# Information given
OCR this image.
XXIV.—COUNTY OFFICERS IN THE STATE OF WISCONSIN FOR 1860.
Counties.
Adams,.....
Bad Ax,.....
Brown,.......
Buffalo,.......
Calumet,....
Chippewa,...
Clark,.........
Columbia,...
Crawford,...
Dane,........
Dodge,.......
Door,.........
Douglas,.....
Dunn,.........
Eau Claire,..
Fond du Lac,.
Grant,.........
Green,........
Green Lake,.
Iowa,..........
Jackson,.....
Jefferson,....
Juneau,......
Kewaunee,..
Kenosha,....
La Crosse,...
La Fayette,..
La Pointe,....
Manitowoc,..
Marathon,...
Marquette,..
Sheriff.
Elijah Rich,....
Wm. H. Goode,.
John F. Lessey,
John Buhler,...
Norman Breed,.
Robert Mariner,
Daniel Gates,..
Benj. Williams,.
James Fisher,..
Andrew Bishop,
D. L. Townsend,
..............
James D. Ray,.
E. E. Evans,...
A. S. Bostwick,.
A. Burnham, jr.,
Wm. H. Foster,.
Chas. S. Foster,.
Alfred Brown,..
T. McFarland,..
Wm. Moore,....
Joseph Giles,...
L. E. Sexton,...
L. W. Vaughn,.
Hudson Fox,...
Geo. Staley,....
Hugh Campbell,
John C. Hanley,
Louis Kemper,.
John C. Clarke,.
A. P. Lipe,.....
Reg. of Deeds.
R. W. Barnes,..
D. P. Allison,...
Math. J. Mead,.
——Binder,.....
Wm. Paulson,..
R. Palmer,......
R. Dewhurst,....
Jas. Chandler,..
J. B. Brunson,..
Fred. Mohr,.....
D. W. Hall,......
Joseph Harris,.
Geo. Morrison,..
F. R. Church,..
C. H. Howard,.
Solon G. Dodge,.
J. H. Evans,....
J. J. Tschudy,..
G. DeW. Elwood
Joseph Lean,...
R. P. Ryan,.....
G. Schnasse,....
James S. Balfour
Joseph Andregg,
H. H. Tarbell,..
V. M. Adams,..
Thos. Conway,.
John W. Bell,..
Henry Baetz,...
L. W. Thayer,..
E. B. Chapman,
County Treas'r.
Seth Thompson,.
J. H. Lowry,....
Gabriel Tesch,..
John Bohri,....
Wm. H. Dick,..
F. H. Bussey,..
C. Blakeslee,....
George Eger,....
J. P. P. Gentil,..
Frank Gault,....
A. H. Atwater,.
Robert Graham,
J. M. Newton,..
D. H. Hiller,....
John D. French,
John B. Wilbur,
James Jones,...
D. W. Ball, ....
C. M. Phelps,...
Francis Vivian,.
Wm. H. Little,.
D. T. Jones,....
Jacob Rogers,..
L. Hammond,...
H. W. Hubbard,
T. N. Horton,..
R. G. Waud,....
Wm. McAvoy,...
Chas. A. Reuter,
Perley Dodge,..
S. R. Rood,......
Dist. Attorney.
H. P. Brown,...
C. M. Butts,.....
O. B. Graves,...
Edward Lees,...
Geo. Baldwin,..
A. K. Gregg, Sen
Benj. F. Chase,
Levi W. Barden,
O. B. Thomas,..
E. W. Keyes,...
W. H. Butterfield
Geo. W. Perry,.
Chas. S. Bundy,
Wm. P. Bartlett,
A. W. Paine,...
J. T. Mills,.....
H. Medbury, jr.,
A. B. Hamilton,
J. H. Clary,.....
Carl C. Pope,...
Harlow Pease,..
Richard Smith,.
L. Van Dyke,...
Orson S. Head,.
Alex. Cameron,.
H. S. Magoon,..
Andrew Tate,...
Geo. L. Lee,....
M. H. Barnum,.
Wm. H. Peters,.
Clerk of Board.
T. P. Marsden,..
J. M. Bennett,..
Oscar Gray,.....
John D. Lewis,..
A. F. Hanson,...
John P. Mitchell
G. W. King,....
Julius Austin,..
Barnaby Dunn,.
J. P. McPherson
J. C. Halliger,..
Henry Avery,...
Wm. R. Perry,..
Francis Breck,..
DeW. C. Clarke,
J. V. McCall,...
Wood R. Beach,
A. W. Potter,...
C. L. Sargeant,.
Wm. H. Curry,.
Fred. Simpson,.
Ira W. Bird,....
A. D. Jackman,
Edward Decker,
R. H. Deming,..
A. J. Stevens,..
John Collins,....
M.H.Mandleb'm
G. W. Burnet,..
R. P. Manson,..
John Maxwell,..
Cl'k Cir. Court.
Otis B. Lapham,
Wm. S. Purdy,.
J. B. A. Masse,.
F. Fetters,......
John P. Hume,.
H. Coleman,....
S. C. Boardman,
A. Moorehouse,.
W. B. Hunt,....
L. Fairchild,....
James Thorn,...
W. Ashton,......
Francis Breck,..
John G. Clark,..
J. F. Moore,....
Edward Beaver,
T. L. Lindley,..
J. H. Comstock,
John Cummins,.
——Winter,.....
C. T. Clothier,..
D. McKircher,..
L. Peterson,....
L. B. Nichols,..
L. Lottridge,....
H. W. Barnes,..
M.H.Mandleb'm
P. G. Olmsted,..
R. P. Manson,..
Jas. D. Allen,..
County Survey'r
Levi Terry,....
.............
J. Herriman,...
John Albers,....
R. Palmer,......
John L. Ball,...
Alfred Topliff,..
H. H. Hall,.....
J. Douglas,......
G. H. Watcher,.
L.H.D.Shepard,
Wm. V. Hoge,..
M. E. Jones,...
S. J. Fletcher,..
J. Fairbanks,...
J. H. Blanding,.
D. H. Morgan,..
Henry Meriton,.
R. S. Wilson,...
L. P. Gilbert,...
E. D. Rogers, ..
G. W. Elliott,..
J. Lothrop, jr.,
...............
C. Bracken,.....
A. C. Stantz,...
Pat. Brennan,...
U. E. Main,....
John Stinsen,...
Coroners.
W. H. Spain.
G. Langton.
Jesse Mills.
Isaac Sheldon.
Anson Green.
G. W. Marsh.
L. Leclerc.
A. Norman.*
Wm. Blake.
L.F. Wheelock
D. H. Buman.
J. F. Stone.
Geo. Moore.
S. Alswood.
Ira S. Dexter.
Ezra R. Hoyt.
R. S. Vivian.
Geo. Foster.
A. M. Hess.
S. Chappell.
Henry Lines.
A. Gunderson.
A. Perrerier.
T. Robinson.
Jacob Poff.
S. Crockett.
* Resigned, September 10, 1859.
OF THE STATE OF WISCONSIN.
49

# Exercise objective
Write the entire listing out again, word for word.

# Solution
OCR this image.
XXIV.—COUNTY OFFICERS IN THE STATE OF WISCONSIN FOR 1860.
Counties.
Adams,.....
Bad Ax,.....
Brown,.......
Buffalo,.......
Calumet,....
Chippewa,...
Clark,.........
Columbia,...
Crawford,...
Dane,........
Dodge,.......
Door,.........
Douglas,.....
Dunn,.........
Eau Claire,..
Fond du Lac,.
Grant,.........
Green,........
Green Lake,.
Iowa,..........
Jackson,.....
Jefferson,....
Juneau,......
Kewaunee,..
Kenosha,....
La Crosse,...
La Fayette,..
La Pointe,....
Manitowoc,..
Marathon,...
Marquette,..
Sheriff.
Elijah Rich,....
Wm. H. Goode,.
John F. Lessey,
John Buhler,...
Norman Breed,.
Robert Mariner,
Daniel Gates,..
Benj. Williams,.
James Fisher,..
Andrew Bishop,
D. L. Townsend,
..............
James D. Ray,.
E. E. Evans,...
A. S. Bostwick,.
A. Burnham, jr.,
Wm. H. Foster,.
Chas. S. Foster,.
Alfred Brown,..
T. McFarland,..
Wm. Moore,....
Joseph Giles,...
L. E. Sexton,...
L. W. Vaughn,.
Hudson Fox,...
Geo. Staley,....
Hugh Campbell,
John C. Hanley,
Louis Kemper,.
John C. Clarke,.
A. P. Lipe,.....
Reg. of Deeds.
R. W. Barnes,..
D. P. Allison,...
Math. J. Mead,.
——Binder,.....
Wm. Paulson,..
R. Palmer,......
R. Dewhurst,....
Jas. Chandler,..
J. B. Brunson,..
Fred. Mohr,.....
D. W. Hall,......
Joseph Harris,.
Geo. Morrison,..
F. R. Church,..
C. H. Howard,.
Solon G. Dodge,.
J. H. Evans,....
J. J. Tschudy,..
G. DeW. Elwood
Joseph Lean,...
R. P. Ryan,.....
G. Schnasse,....
James S. Balfour
Joseph Andregg,
H. H. Tarbell,..
V. M. Adams,..
Thos. Conway,.
John W. Bell,..
Henry Baetz,...
L. W. Thayer,..
E. B. Chapman,
County Treas'r.
Seth Thompson,.
J. H. Lowry,....
Gabriel Tesch,..
John Bohri,....
Wm. H. Dick,..
F. H. Bussey,..
C. Blakeslee,....
George Eger,....
J. P. P. Gentil,..
Frank Gault,....
A. H. Atwater,.
Robert Graham,
J. M. Newton,..
D. H. Hiller,....
John D. French,
John B. Wilbur,
James Jones,...
D. W. Ball, ....
C. M. Phelps,...
Francis Vivian,.
Wm. H. Little,.
D. T. Jones,....
Jacob Rogers,..
L. Hammond,...
H. W. Hubbard,
T. N. Horton,..
R. G. Waud,....
Wm. McAvoy,...
Chas. A. Reuter,
Perley Dodge,..
S. R. Rood,......
Dist. Attorney.
H. P. Brown,...
C. M. Butts,.....
O. B. Graves,...
Edward Lees,...
Geo. Baldwin,..
A. K. Gregg, Sen
Benj. F. Chase,
Levi W. Barden,
O. B. Thomas,..
E. W. Keyes,...
W. H. Butterfield
Geo. W. Perry,.
Chas. S. Bundy,
Wm. P. Bartlett,
A. W. Paine,...
J. T. Mills,.....
H. Medbury, jr.,
A. B. Hamilton,
J. H. Clary,.....
Carl C. Pope,...
Harlow Pease,..
Richard Smith,.
L. Van Dyke,...
Orson S. Head,.
Alex. Cameron,.
H. S. Magoon,..
Andrew Tate,...
Geo. L. Lee,....
M. H. Barnum,.
Wm. H. Peters,.
Clerk of Board.
T. P. Marsden,..
J. M. Bennett,..
Oscar Gray,.....
John D. Lewis,..
A. F. Hanson,...
John P. Mitchell
G. W. King,....
Julius Austin,..
Barnaby Dunn,.
J. P. McPherson
J. C. Halliger,..
Henry Avery,...
Wm. R. Perry,..
Francis Breck,..
DeW. C. Clarke,
J. V. McCall,...
Wood R. Beach,
A. W. Potter,...
C. L. Sargeant,.
Wm. H. Curry,.
Fred. Simpson,.
Ira W. Bird,....
A. D. Jackman,
Edward Decker,
R. H. Deming,..
A. J. Stevens,..
John Collins,....
M.H.Mandleb'm
G. W. Burnet,..
R. P. Manson,..
John Maxwell,..
Cl'k Cir. Court.
Otis B. Lapham,
Wm. S. Purdy,.
J. B. A. Masse,.
F. Fetters,......
John P. Hume,.
H. Coleman,....
S. C. Boardman,
A. Moorehouse,.
W. B. Hunt,....
L. Fairchild,....
James Thorn,...
W. Ashton,......
Francis Breck,..
John G. Clark,..
J. F. Moore,....
Edward Beaver,
T. L. Lindley,..
J. H. Comstock,
John Cummins,.
——Winter,.....
C. T. Clothier,..
D. McKircher,..
L. Peterson,....
L. B. Nichols,..
L. Lottridge,....
H. W. Barnes,..
M.H.Mandleb'm
P. G. Olmsted,..
R. P. Manson,..
Jas. D. Allen,..
County Survey'r
Levi Terry,....
.............
J. Herriman,...
John Albers,....
R. Palmer,......
John L. Ball,...
Alfred Topliff,..
H. H. Hall,.....
J. Douglas,......
G. H. Watcher,.
L.H.D.Shepard,
Wm. V. Hoge,..
M. E. Jones,...
S. J. Fletcher,..
J. Fairbanks,...
J. H. Blanding,.
D. H. Morgan,..
Henry Meriton,.
R. S. Wilson,...
L. P. Gilbert,...
E. D. Rogers, ..
G. W. Elliott,..
J. Lothrop, jr.,
...............
C. Bracken,.....
A. C. Stantz,...
Pat. Brennan,...
U. E. Main,....
John Stinsen,...
Coroners.
W. H. Spain.
G. Langton.
Jesse Mills.
Isaac Sheldon.
Anson Green.
G. W. Marsh.
L. Leclerc.
A. Norman.*
Wm. Blake.
L.F. Wheelock
D. H. Buman.
J. F. Stone.
Geo. Moore.
S. Alswood.
Ira S. Dexter.
Ezra R. Hoyt.
R. S. Vivian.
Geo. Foster.
A. M. Hess.
S. Chappell.
Henry Lines.
A. Gunderson.
A. Perrerier.
T. Robinson.
Jacob Poff.
S. Crockett.
* Resigned, September 10, 1859.
OF THE STATE OF WISCONSIN.
49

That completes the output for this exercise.